Dataset rows about figures:
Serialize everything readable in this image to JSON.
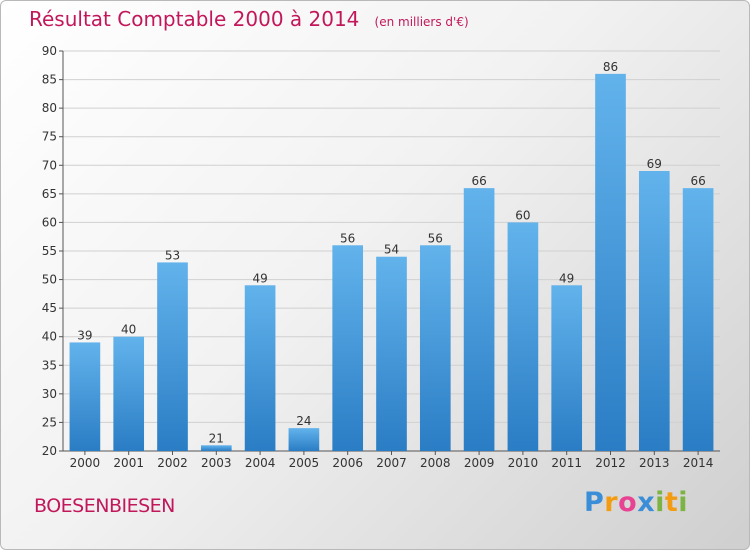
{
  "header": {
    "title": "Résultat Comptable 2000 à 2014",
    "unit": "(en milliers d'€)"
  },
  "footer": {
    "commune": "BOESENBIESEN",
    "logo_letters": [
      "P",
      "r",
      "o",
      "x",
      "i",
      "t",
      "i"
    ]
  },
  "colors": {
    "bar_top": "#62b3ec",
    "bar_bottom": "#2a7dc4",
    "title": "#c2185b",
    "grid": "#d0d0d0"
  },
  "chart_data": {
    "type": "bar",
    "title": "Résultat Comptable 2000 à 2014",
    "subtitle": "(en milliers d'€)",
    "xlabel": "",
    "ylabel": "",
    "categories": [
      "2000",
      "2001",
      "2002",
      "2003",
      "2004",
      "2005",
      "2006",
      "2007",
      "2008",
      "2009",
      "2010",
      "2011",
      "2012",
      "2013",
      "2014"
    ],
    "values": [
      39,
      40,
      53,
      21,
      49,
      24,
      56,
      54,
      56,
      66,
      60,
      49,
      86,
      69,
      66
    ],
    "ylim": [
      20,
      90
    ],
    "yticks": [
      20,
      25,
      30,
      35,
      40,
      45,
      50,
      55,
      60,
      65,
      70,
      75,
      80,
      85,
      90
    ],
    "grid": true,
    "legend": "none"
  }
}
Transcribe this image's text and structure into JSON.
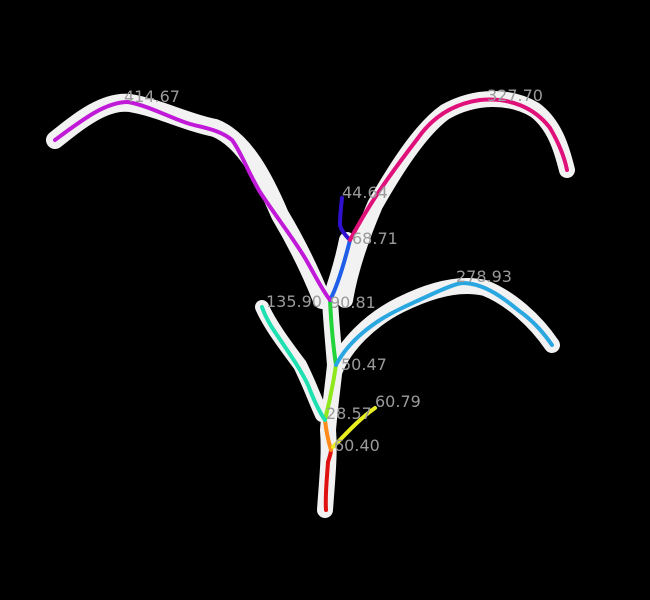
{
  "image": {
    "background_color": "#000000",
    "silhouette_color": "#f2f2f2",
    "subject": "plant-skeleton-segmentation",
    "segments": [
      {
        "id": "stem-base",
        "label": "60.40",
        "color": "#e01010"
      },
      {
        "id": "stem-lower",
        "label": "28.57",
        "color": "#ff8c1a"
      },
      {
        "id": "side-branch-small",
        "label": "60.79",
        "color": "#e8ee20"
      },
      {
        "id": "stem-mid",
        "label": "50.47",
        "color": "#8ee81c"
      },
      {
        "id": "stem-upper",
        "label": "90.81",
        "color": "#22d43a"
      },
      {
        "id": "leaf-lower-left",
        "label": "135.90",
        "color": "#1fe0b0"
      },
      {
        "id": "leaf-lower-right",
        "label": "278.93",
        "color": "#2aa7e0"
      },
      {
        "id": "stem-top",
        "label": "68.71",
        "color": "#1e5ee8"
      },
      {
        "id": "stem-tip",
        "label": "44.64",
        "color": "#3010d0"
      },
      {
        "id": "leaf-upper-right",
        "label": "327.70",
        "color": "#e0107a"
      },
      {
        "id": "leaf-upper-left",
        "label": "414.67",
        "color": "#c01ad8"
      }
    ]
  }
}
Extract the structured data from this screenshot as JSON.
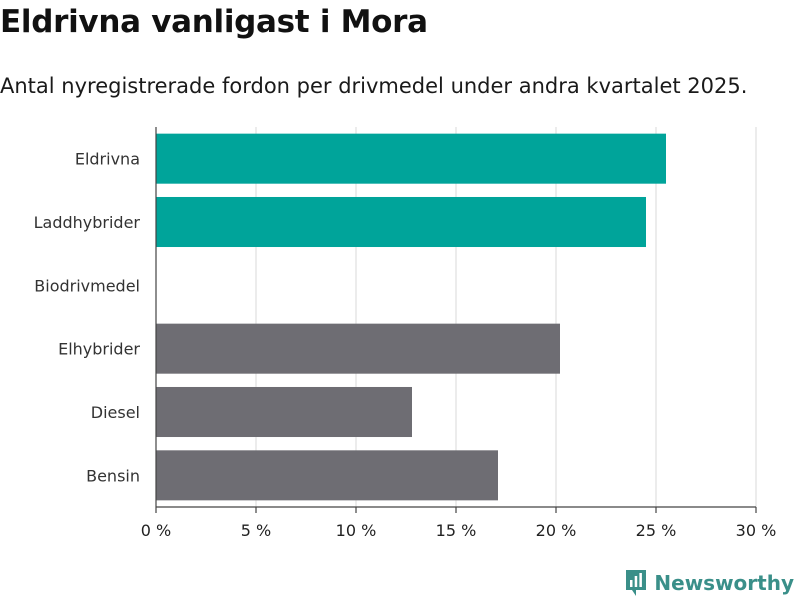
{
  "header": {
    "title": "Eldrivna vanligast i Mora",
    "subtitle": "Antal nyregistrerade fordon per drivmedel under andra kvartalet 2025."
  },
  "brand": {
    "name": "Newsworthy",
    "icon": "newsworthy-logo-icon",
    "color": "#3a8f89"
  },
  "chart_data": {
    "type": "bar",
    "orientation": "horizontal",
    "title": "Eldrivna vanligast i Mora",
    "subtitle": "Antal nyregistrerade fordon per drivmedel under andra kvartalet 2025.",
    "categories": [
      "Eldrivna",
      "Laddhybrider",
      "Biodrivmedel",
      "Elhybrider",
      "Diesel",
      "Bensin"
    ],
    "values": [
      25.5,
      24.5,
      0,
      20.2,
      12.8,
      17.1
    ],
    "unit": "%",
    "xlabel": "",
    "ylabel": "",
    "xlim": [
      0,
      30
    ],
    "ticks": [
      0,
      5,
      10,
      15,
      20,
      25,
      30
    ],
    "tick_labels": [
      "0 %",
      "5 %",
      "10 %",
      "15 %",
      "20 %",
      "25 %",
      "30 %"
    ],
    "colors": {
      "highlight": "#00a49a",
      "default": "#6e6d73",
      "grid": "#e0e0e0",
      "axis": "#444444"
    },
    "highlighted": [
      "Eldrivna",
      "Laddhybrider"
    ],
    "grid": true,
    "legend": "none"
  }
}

> [Problem statement] The records above need to be given again exactly. Omit the pictures.

> [Result of this exercise]
Serialize everything readable in this image to JSON.
{
  "header": {
    "title": "Résultat Comptable 2000 à 2014",
    "unit": "(en milliers d'€)"
  },
  "footer": {
    "commune": "BOESENBIESEN",
    "logo_letters": [
      "P",
      "r",
      "o",
      "x",
      "i",
      "t",
      "i"
    ]
  },
  "colors": {
    "bar_top": "#62b3ec",
    "bar_bottom": "#2a7dc4",
    "title": "#c2185b",
    "grid": "#d0d0d0"
  },
  "chart_data": {
    "type": "bar",
    "title": "Résultat Comptable 2000 à 2014",
    "subtitle": "(en milliers d'€)",
    "xlabel": "",
    "ylabel": "",
    "categories": [
      "2000",
      "2001",
      "2002",
      "2003",
      "2004",
      "2005",
      "2006",
      "2007",
      "2008",
      "2009",
      "2010",
      "2011",
      "2012",
      "2013",
      "2014"
    ],
    "values": [
      39,
      40,
      53,
      21,
      49,
      24,
      56,
      54,
      56,
      66,
      60,
      49,
      86,
      69,
      66
    ],
    "ylim": [
      20,
      90
    ],
    "yticks": [
      20,
      25,
      30,
      35,
      40,
      45,
      50,
      55,
      60,
      65,
      70,
      75,
      80,
      85,
      90
    ],
    "grid": true,
    "legend": "none"
  }
}
Transcribe this image's text and structure into JSON.
{
  "image": {
    "background_color": "#000000",
    "silhouette_color": "#f2f2f2",
    "subject": "plant-skeleton-segmentation",
    "segments": [
      {
        "id": "stem-base",
        "label": "60.40",
        "color": "#e01010"
      },
      {
        "id": "stem-lower",
        "label": "28.57",
        "color": "#ff8c1a"
      },
      {
        "id": "side-branch-small",
        "label": "60.79",
        "color": "#e8ee20"
      },
      {
        "id": "stem-mid",
        "label": "50.47",
        "color": "#8ee81c"
      },
      {
        "id": "stem-upper",
        "label": "90.81",
        "color": "#22d43a"
      },
      {
        "id": "leaf-lower-left",
        "label": "135.90",
        "color": "#1fe0b0"
      },
      {
        "id": "leaf-lower-right",
        "label": "278.93",
        "color": "#2aa7e0"
      },
      {
        "id": "stem-top",
        "label": "68.71",
        "color": "#1e5ee8"
      },
      {
        "id": "stem-tip",
        "label": "44.64",
        "color": "#3010d0"
      },
      {
        "id": "leaf-upper-right",
        "label": "327.70",
        "color": "#e0107a"
      },
      {
        "id": "leaf-upper-left",
        "label": "414.67",
        "color": "#c01ad8"
      }
    ]
  }
}
Extract the structured data from this screenshot as JSON.
{
  "header": {
    "title": "Eldrivna vanligast i Mora",
    "subtitle": "Antal nyregistrerade fordon per drivmedel under andra kvartalet 2025."
  },
  "brand": {
    "name": "Newsworthy",
    "icon": "newsworthy-logo-icon",
    "color": "#3a8f89"
  },
  "chart_data": {
    "type": "bar",
    "orientation": "horizontal",
    "title": "Eldrivna vanligast i Mora",
    "subtitle": "Antal nyregistrerade fordon per drivmedel under andra kvartalet 2025.",
    "categories": [
      "Eldrivna",
      "Laddhybrider",
      "Biodrivmedel",
      "Elhybrider",
      "Diesel",
      "Bensin"
    ],
    "values": [
      25.5,
      24.5,
      0,
      20.2,
      12.8,
      17.1
    ],
    "unit": "%",
    "xlabel": "",
    "ylabel": "",
    "xlim": [
      0,
      30
    ],
    "ticks": [
      0,
      5,
      10,
      15,
      20,
      25,
      30
    ],
    "tick_labels": [
      "0 %",
      "5 %",
      "10 %",
      "15 %",
      "20 %",
      "25 %",
      "30 %"
    ],
    "colors": {
      "highlight": "#00a49a",
      "default": "#6e6d73",
      "grid": "#e0e0e0",
      "axis": "#444444"
    },
    "highlighted": [
      "Eldrivna",
      "Laddhybrider"
    ],
    "grid": true,
    "legend": "none"
  }
}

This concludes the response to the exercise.